RECORDS FOR THE EXERCISE:
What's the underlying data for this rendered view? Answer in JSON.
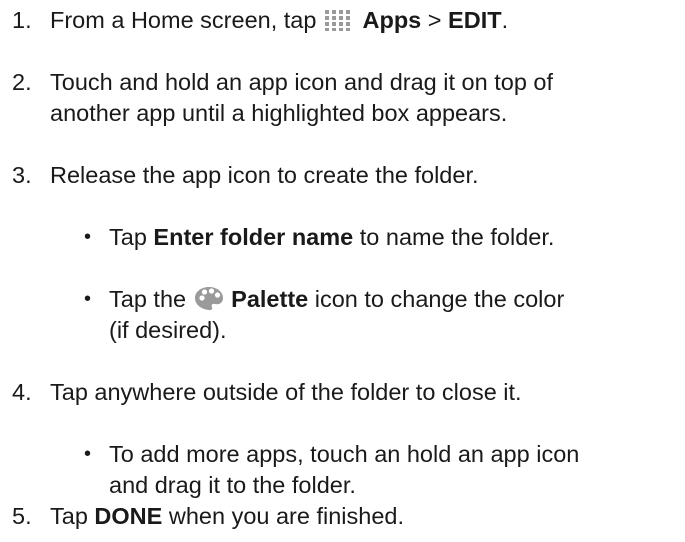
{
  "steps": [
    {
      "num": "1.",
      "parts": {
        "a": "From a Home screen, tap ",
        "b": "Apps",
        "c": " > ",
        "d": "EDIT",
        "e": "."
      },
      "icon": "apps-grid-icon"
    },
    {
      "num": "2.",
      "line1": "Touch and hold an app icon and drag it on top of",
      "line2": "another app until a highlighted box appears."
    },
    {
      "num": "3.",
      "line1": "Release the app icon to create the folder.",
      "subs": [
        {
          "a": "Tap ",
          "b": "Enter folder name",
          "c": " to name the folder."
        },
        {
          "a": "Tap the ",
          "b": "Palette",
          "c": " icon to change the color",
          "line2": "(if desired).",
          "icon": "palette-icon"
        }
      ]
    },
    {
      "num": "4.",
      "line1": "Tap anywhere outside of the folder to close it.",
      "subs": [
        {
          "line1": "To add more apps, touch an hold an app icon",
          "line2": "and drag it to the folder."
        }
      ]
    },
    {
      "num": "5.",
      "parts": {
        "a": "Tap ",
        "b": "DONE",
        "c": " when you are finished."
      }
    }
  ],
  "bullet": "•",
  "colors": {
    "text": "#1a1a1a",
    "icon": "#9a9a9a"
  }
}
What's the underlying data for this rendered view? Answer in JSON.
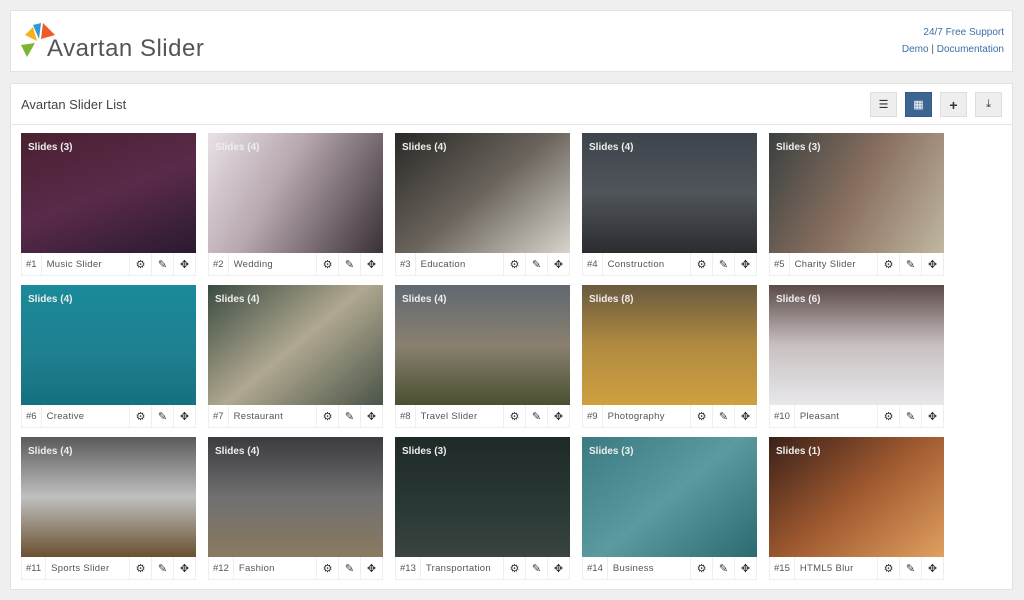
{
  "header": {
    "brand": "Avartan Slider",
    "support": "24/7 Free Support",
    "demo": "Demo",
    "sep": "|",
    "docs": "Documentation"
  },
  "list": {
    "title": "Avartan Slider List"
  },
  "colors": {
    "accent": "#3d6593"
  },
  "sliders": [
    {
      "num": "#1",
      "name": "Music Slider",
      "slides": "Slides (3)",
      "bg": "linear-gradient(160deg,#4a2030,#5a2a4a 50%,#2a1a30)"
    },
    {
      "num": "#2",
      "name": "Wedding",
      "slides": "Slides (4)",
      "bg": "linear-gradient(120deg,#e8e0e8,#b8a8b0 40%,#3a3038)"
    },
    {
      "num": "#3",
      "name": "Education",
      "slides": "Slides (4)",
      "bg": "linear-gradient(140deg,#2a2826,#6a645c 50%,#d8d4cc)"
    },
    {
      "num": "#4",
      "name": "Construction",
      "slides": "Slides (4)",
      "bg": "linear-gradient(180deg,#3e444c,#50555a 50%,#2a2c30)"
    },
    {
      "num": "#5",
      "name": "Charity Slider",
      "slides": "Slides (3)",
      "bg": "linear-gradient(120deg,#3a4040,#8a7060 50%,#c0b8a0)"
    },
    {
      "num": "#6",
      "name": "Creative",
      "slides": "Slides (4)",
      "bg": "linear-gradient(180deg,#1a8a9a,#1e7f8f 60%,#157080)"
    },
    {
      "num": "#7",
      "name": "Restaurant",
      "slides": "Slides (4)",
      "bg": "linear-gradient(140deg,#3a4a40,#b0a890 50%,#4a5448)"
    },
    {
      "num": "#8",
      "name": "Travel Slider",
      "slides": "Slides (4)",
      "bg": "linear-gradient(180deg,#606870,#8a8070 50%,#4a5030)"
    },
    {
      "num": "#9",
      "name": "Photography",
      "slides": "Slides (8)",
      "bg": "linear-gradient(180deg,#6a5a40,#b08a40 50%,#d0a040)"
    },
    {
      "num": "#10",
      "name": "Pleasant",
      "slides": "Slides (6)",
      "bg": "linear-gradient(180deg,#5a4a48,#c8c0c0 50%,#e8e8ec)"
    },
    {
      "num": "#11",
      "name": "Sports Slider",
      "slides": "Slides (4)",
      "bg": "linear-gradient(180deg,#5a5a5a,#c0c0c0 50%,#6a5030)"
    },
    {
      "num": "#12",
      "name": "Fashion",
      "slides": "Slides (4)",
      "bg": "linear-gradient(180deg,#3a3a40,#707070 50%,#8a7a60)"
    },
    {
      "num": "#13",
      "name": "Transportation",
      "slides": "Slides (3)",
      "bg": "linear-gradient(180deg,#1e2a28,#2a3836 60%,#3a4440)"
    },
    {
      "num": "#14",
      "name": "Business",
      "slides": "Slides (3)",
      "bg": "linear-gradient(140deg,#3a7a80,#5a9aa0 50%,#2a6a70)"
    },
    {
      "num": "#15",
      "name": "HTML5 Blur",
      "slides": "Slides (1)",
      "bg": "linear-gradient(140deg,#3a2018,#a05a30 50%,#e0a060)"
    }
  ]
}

...

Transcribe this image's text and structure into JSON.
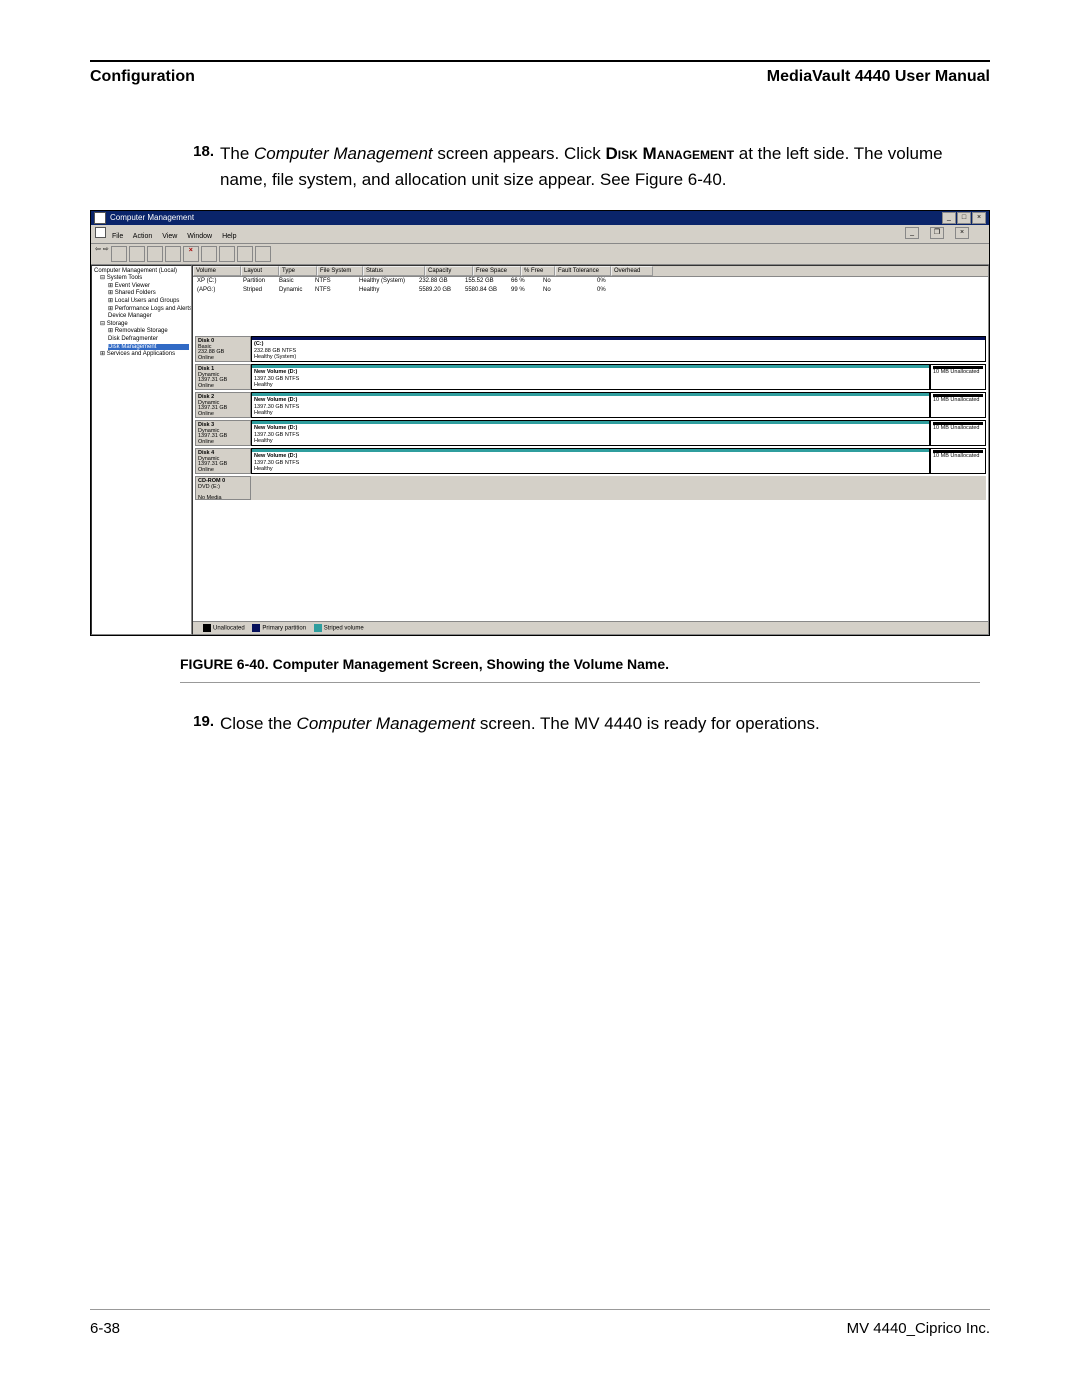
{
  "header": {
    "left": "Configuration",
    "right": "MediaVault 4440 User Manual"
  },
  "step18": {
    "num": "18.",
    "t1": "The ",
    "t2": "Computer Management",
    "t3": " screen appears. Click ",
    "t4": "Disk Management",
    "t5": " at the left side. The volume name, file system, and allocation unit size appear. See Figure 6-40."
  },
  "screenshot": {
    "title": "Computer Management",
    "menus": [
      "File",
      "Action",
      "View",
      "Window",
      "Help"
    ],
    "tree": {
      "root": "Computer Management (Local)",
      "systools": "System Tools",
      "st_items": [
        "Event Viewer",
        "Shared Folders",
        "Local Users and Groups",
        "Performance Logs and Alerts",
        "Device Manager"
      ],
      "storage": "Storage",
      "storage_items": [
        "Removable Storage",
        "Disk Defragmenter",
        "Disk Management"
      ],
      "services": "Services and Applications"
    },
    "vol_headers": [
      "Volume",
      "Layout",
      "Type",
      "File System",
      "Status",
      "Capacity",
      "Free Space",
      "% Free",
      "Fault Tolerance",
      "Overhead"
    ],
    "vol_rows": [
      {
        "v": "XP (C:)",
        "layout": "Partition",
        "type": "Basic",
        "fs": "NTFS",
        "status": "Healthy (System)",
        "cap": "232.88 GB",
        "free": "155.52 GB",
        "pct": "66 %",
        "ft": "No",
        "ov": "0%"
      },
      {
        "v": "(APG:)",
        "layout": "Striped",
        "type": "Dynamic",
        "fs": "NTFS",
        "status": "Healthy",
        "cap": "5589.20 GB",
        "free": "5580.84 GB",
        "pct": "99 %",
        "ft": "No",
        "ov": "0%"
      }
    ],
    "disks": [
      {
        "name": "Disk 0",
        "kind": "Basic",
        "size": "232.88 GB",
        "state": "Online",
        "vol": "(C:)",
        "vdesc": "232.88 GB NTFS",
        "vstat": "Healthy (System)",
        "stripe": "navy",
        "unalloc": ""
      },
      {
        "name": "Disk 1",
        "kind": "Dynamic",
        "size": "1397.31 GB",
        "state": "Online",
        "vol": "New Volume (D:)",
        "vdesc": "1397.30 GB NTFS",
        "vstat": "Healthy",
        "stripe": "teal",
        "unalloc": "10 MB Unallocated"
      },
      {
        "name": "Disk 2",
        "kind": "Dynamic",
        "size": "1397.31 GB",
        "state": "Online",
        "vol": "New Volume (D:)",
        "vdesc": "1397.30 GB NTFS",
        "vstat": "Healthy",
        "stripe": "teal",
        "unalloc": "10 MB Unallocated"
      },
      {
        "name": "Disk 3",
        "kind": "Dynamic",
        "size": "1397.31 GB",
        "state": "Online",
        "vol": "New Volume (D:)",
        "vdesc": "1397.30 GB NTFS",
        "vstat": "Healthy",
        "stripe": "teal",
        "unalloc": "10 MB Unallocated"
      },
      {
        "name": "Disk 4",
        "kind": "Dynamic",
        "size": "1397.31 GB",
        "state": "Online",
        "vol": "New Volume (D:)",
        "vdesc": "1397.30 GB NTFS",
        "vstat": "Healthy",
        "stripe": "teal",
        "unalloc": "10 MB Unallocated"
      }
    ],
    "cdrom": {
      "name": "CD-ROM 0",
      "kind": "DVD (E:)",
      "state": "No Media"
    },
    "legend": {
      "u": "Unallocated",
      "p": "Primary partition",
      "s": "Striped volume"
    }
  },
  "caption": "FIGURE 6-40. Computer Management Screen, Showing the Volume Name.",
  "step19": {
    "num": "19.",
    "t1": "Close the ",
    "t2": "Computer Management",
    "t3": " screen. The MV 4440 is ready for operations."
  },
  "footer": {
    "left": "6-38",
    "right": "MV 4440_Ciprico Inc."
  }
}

==

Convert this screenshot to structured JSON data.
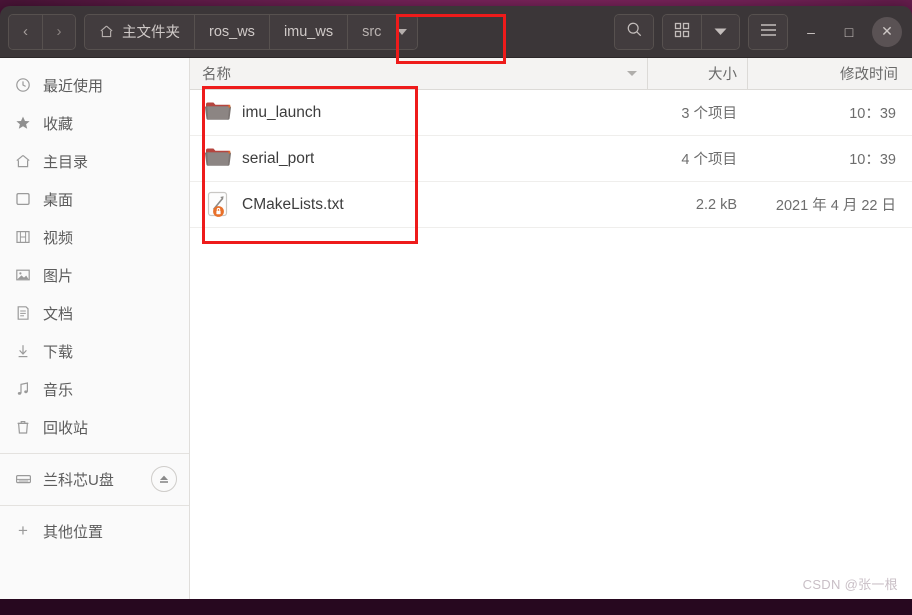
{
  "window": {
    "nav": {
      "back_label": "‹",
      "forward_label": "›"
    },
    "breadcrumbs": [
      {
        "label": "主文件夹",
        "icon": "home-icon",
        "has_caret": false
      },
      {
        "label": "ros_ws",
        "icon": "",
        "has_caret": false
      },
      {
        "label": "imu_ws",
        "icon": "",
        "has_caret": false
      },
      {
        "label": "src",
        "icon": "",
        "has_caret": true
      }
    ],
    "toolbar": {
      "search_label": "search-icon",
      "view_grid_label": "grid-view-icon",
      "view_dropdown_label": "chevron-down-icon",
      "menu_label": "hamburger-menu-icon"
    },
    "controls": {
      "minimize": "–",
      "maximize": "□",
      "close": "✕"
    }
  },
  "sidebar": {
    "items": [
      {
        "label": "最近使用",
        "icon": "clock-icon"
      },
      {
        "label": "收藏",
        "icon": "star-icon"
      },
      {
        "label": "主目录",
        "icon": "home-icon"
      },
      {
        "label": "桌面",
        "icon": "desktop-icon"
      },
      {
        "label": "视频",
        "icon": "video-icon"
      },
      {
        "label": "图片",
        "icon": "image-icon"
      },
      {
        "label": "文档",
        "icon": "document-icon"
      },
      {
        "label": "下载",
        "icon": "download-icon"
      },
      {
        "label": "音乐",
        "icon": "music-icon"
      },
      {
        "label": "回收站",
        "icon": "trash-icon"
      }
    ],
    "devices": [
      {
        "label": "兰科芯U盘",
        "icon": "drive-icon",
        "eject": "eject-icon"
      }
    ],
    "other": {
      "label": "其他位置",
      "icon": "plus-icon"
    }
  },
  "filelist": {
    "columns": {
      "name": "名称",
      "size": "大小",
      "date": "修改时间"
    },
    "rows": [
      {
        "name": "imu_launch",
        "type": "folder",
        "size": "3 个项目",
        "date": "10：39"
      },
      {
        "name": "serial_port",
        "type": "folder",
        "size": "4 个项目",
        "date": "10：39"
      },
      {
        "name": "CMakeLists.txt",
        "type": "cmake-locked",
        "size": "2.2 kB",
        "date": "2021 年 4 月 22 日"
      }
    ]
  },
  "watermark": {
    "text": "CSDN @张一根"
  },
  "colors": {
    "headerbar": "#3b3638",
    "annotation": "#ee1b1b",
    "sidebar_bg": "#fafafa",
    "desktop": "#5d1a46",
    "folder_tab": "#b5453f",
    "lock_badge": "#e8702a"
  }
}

SHORT EXERCISE: Working from the entries above, return all lines that contain "Local".

ANSWER TO THE PROBLEM:
      "root": "Computer Management (Local)",
        "Local Users and Groups",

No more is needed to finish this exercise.